# START OF DATA EXTRACT
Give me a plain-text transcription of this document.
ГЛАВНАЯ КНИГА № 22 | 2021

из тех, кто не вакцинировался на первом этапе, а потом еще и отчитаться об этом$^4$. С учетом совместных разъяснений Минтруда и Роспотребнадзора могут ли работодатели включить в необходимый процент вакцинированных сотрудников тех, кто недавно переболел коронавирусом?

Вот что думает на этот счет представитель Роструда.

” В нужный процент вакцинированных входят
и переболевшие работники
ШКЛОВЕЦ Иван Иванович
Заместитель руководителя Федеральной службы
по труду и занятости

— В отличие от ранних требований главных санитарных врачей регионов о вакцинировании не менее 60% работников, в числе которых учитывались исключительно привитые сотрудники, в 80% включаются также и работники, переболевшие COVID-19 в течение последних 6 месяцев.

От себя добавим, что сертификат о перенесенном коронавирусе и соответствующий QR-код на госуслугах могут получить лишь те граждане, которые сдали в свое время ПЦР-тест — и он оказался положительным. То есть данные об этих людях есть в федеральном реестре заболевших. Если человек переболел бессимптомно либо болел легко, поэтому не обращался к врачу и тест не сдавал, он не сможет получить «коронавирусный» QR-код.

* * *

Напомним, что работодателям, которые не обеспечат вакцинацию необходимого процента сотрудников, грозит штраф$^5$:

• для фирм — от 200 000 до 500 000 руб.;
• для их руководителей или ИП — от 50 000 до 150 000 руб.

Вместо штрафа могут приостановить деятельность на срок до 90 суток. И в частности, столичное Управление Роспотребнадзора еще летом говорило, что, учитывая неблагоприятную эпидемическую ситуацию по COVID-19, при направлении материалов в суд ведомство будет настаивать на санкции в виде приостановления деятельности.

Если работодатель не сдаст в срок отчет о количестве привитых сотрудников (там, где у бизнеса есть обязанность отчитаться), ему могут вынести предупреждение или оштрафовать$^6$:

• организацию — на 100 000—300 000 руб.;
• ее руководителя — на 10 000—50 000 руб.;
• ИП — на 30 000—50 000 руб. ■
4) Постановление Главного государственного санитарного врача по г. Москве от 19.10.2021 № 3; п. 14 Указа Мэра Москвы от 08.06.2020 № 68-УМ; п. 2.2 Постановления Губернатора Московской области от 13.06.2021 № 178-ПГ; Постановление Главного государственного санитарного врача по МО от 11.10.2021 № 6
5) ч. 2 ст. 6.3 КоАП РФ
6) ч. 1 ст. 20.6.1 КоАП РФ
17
# END OF DATA EXTRACT
YOUR GOAL:
Find all lines with "COVID" in them and copy each one.

THE RESULT:
— В отличие от ранних требований главных санитарных врачей регионов о вакцинировании не менее 60% работников, в числе которых учитывались исключительно привитые сотрудники, в 80% включаются также и работники, переболевшие COVID-19 в течение последних 6 месяцев.
Вместо штрафа могут приостановить деятельность на срок до 90 суток. И в частности, столичное Управление Роспотребнадзора еще летом говорило, что, учитывая неблагоприятную эпидемическую ситуацию по COVID-19, при направлении материалов в суд ведомство будет настаивать на санкции в виде приостановления деятельности.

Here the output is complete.